DIRECTIVE: Could you copy out, word for word, the stretch of the records from their start through the line containing "desc-text-left: ：上级条件变更时 xyxy=(450,517,571,534)", both ends included?

Items in a dataset list:

◇ ◇ ◇

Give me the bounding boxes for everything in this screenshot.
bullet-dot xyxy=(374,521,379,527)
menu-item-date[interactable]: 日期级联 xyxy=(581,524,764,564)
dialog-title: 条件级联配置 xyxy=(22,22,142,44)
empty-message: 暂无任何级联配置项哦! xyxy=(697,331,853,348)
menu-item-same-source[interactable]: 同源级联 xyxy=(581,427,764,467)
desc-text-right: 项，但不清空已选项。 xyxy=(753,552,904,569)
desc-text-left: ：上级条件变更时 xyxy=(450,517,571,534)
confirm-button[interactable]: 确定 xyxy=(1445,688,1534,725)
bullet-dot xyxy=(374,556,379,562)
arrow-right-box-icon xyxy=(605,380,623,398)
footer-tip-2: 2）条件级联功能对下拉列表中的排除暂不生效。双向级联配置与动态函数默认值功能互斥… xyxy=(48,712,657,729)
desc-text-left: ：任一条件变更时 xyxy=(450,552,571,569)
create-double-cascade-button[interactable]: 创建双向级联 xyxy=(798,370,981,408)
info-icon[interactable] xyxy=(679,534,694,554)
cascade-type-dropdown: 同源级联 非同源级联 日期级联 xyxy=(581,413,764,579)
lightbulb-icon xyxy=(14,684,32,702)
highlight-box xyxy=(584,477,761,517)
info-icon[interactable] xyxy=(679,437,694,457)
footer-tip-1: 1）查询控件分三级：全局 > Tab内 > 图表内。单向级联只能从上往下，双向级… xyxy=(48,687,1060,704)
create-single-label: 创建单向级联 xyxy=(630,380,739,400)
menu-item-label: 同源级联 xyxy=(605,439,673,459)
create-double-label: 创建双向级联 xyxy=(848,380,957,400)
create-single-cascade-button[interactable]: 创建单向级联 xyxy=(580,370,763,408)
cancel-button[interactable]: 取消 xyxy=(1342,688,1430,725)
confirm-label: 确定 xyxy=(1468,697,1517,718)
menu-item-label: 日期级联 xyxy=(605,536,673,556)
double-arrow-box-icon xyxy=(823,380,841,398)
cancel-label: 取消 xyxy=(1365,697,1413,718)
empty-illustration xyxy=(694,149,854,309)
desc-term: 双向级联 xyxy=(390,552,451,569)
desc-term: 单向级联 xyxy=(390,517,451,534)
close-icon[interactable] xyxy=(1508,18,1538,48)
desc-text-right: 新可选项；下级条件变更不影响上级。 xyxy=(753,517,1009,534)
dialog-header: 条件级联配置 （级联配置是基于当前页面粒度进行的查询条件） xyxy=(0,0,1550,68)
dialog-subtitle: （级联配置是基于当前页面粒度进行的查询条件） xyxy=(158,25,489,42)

◇ ◇ ◇

THE RESPONSE:
Give me the bounding boxes for everything in this screenshot.
bullet-dot xyxy=(374,521,379,527)
menu-item-date[interactable]: 日期级联 xyxy=(581,524,764,564)
dialog-title: 条件级联配置 xyxy=(22,22,142,44)
empty-message: 暂无任何级联配置项哦! xyxy=(697,331,853,348)
menu-item-same-source[interactable]: 同源级联 xyxy=(581,427,764,467)
desc-text-right: 项，但不清空已选项。 xyxy=(753,552,904,569)
desc-text-left: ：上级条件变更时 xyxy=(450,517,571,534)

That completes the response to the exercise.